(Given records):

* * * * * * * * *

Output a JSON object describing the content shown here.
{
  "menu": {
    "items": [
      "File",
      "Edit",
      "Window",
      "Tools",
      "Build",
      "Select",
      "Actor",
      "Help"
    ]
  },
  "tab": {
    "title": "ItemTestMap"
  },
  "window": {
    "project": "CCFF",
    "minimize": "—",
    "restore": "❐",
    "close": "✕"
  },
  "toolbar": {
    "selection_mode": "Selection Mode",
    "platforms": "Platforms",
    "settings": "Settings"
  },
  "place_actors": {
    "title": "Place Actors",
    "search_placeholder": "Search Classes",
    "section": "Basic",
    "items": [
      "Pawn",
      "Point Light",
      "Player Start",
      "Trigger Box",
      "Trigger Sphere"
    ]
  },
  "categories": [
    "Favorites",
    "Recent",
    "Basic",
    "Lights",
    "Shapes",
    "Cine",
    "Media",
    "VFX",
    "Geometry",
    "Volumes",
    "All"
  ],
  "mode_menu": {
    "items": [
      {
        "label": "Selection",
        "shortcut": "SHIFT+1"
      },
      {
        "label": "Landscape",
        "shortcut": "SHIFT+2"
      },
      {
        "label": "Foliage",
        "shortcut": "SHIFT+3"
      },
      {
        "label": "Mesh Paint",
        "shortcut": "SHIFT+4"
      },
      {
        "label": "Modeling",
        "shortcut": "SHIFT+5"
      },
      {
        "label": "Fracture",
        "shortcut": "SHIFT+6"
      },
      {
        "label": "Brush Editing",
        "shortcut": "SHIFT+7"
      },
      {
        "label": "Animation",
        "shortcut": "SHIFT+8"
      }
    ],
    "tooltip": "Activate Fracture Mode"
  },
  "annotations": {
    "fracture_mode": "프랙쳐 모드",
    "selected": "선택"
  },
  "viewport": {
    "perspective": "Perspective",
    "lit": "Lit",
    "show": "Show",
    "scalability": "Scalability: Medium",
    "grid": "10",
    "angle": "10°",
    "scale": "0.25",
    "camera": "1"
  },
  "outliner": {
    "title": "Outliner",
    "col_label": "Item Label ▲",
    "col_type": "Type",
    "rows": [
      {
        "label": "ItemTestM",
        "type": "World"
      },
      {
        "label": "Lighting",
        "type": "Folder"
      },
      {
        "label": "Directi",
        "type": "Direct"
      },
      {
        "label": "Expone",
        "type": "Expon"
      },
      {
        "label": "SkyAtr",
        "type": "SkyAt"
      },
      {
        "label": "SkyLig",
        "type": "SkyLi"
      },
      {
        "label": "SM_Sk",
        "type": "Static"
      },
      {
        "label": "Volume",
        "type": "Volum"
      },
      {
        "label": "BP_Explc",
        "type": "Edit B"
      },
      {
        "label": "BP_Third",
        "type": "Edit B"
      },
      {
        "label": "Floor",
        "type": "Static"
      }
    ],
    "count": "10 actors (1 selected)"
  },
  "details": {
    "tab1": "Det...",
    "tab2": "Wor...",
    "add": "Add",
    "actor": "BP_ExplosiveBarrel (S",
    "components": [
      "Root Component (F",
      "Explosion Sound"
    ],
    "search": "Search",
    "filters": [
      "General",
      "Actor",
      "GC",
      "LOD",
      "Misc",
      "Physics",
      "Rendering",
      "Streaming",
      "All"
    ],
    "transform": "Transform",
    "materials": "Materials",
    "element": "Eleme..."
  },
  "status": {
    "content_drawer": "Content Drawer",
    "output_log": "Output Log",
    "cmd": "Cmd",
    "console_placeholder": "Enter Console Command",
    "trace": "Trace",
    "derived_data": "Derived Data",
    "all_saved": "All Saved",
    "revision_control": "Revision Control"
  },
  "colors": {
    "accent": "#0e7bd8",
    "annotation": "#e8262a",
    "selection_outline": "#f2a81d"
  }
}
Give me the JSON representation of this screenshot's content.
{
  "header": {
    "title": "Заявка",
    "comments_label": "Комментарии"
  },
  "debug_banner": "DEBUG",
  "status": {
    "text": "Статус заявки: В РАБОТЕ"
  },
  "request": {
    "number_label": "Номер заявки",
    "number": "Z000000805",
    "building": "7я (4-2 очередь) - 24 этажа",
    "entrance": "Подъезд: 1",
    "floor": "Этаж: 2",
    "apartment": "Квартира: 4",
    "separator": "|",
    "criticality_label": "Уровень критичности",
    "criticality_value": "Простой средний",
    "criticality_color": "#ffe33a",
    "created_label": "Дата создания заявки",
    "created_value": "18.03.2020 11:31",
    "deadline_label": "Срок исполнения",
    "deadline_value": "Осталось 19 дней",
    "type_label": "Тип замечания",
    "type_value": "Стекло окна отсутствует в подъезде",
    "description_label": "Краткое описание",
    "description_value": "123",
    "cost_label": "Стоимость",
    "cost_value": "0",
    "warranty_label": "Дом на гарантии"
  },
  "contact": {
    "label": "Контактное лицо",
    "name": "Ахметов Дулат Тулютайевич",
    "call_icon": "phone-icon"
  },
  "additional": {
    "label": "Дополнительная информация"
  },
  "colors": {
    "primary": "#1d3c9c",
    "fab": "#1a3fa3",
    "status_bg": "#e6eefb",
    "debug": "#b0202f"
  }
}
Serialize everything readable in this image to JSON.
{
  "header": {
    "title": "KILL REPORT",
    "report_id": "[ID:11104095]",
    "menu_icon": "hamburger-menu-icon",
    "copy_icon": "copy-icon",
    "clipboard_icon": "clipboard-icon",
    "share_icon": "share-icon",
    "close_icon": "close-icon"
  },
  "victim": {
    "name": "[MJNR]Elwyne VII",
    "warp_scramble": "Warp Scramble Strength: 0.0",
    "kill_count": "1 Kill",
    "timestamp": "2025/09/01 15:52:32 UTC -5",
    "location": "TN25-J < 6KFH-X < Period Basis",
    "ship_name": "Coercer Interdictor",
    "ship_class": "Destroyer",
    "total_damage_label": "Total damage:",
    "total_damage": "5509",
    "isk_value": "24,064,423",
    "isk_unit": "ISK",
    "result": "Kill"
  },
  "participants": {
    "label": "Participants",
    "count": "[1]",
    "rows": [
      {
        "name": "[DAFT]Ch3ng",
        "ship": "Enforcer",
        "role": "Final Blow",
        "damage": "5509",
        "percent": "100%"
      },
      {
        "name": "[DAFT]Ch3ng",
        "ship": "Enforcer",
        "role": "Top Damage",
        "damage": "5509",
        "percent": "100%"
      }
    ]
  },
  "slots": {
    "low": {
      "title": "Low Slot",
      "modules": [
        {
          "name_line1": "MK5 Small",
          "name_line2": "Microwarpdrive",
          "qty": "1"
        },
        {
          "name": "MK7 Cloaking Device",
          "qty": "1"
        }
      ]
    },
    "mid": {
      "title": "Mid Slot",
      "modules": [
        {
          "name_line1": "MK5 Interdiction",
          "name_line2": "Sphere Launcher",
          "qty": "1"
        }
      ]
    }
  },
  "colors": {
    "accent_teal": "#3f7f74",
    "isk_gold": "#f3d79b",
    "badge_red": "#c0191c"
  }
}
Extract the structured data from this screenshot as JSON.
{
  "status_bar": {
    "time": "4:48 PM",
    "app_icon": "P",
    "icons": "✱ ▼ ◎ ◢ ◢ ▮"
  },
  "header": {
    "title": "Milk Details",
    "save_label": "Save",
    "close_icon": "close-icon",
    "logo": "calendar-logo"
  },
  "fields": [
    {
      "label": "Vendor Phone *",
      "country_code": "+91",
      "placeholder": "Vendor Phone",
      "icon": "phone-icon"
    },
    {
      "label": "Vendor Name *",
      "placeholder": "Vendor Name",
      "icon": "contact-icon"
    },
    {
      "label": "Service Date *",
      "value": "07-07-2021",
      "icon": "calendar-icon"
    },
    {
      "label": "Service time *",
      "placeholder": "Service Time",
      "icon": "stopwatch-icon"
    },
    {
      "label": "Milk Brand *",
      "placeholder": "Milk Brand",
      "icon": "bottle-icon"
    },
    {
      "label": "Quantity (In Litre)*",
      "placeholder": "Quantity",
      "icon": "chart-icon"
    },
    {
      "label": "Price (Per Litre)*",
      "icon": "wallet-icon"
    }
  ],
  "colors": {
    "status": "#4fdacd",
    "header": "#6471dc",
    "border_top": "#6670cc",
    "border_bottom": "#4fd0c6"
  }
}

* * * * * * * * *

(Instruction):
For this exercise, please retype exactly the lines in the listing from the line with "Extract the structured" through its last line, both ends included.

(Answer to the exercise):
Extract the structured data from this screenshot as JSON.
{
  "status_bar": {
    "time": "4:48 PM",
    "app_icon": "P",
    "icons": "✱ ▼ ◎ ◢ ◢ ▮"
  },
  "header": {
    "title": "Milk Details",
    "save_label": "Save",
    "close_icon": "close-icon",
    "logo": "calendar-logo"
  },
  "fields": [
    {
      "label": "Vendor Phone *",
      "country_code": "+91",
      "placeholder": "Vendor Phone",
      "icon": "phone-icon"
    },
    {
      "label": "Vendor Name *",
      "placeholder": "Vendor Name",
      "icon": "contact-icon"
    },
    {
      "label": "Service Date *",
      "value": "07-07-2021",
      "icon": "calendar-icon"
    },
    {
      "label": "Service time *",
      "placeholder": "Service Time",
      "icon": "stopwatch-icon"
    },
    {
      "label": "Milk Brand *",
      "placeholder": "Milk Brand",
      "icon": "bottle-icon"
    },
    {
      "label": "Quantity (In Litre)*",
      "placeholder": "Quantity",
      "icon": "chart-icon"
    },
    {
      "label": "Price (Per Litre)*",
      "icon": "wallet-icon"
    }
  ],
  "colors": {
    "status": "#4fdacd",
    "header": "#6471dc",
    "border_top": "#6670cc",
    "border_bottom": "#4fd0c6"
  }
}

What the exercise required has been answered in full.